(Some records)
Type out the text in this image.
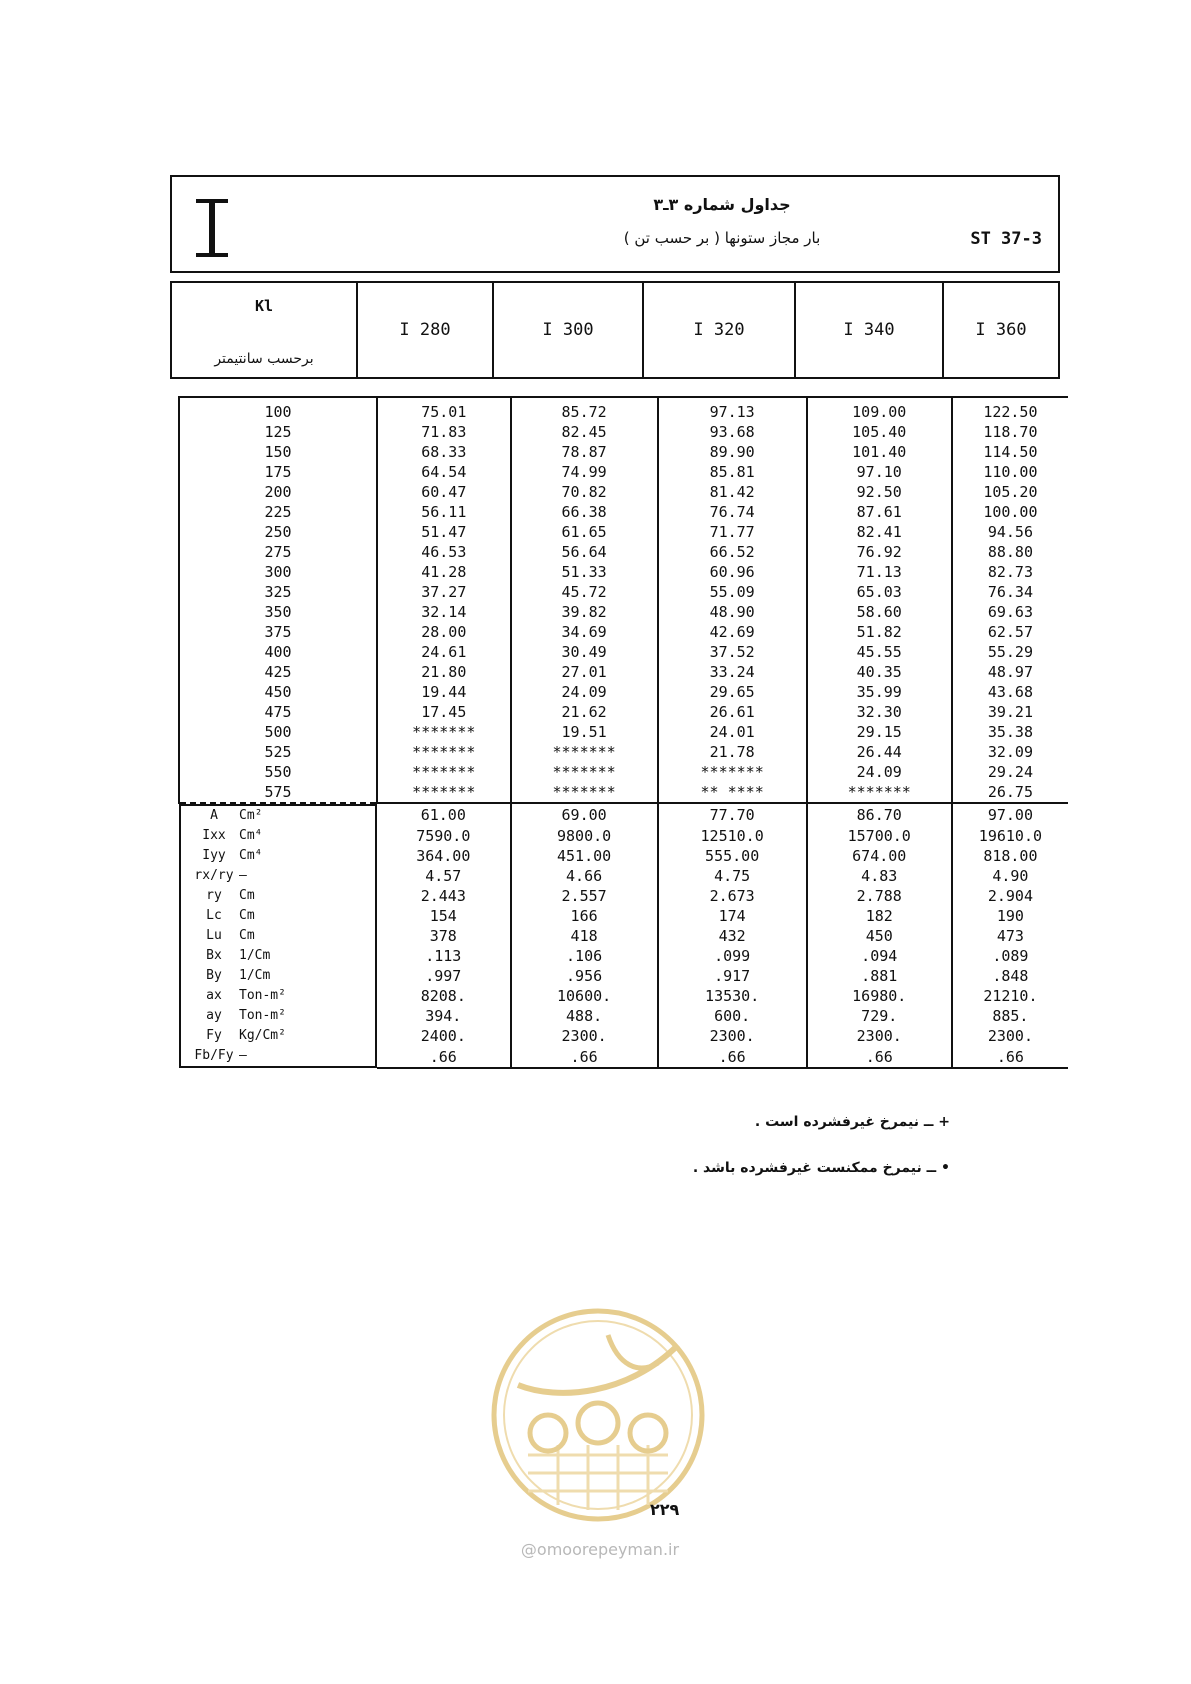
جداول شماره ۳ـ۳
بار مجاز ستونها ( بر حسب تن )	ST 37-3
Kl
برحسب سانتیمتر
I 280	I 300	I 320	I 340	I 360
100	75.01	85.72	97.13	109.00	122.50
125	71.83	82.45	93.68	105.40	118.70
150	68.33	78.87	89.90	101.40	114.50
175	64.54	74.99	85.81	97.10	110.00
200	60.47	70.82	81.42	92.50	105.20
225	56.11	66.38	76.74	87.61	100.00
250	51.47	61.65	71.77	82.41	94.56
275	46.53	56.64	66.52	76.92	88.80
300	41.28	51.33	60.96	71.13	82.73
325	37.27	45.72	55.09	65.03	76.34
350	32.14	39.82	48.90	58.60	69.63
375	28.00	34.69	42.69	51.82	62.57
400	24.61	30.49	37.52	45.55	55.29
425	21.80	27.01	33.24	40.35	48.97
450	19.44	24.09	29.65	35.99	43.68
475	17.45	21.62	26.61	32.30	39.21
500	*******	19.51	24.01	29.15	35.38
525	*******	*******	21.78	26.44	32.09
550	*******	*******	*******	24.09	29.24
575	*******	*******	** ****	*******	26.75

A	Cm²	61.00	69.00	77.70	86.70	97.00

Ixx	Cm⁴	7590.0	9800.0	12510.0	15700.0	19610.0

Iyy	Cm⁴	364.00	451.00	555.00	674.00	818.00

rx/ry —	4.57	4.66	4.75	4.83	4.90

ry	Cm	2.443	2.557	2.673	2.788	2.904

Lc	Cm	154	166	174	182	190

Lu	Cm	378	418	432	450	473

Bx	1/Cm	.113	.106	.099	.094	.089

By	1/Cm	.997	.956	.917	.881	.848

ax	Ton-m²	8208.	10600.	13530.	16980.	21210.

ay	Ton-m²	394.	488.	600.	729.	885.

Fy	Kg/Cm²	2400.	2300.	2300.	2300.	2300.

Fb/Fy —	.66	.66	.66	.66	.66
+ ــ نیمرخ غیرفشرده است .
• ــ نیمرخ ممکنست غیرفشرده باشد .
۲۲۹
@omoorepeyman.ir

What the task requires: Repeat the records above exactly, leaving out any pictures they contain.

Task solution:
Type out the text in this image.
جداول شماره ۳ـ۳
بار مجاز ستونها ( بر حسب تن )	ST 37-3
Kl
برحسب سانتیمتر
I 280	I 300	I 320	I 340	I 360
100	75.01	85.72	97.13	109.00	122.50
125	71.83	82.45	93.68	105.40	118.70
150	68.33	78.87	89.90	101.40	114.50
175	64.54	74.99	85.81	97.10	110.00
200	60.47	70.82	81.42	92.50	105.20
225	56.11	66.38	76.74	87.61	100.00
250	51.47	61.65	71.77	82.41	94.56
275	46.53	56.64	66.52	76.92	88.80
300	41.28	51.33	60.96	71.13	82.73
325	37.27	45.72	55.09	65.03	76.34
350	32.14	39.82	48.90	58.60	69.63
375	28.00	34.69	42.69	51.82	62.57
400	24.61	30.49	37.52	45.55	55.29
425	21.80	27.01	33.24	40.35	48.97
450	19.44	24.09	29.65	35.99	43.68
475	17.45	21.62	26.61	32.30	39.21
500	*******	19.51	24.01	29.15	35.38
525	*******	*******	21.78	26.44	32.09
550	*******	*******	*******	24.09	29.24
575	*******	*******	** ****	*******	26.75

A	Cm²	61.00	69.00	77.70	86.70	97.00

Ixx	Cm⁴	7590.0	9800.0	12510.0	15700.0	19610.0

Iyy	Cm⁴	364.00	451.00	555.00	674.00	818.00

rx/ry —	4.57	4.66	4.75	4.83	4.90

ry	Cm	2.443	2.557	2.673	2.788	2.904

Lc	Cm	154	166	174	182	190

Lu	Cm	378	418	432	450	473

Bx	1/Cm	.113	.106	.099	.094	.089

By	1/Cm	.997	.956	.917	.881	.848

ax	Ton-m²	8208.	10600.	13530.	16980.	21210.

ay	Ton-m²	394.	488.	600.	729.	885.

Fy	Kg/Cm²	2400.	2300.	2300.	2300.	2300.

Fb/Fy —	.66	.66	.66	.66	.66
+ ــ نیمرخ غیرفشرده است .
• ــ نیمرخ ممکنست غیرفشرده باشد .
۲۲۹
@omoorepeyman.ir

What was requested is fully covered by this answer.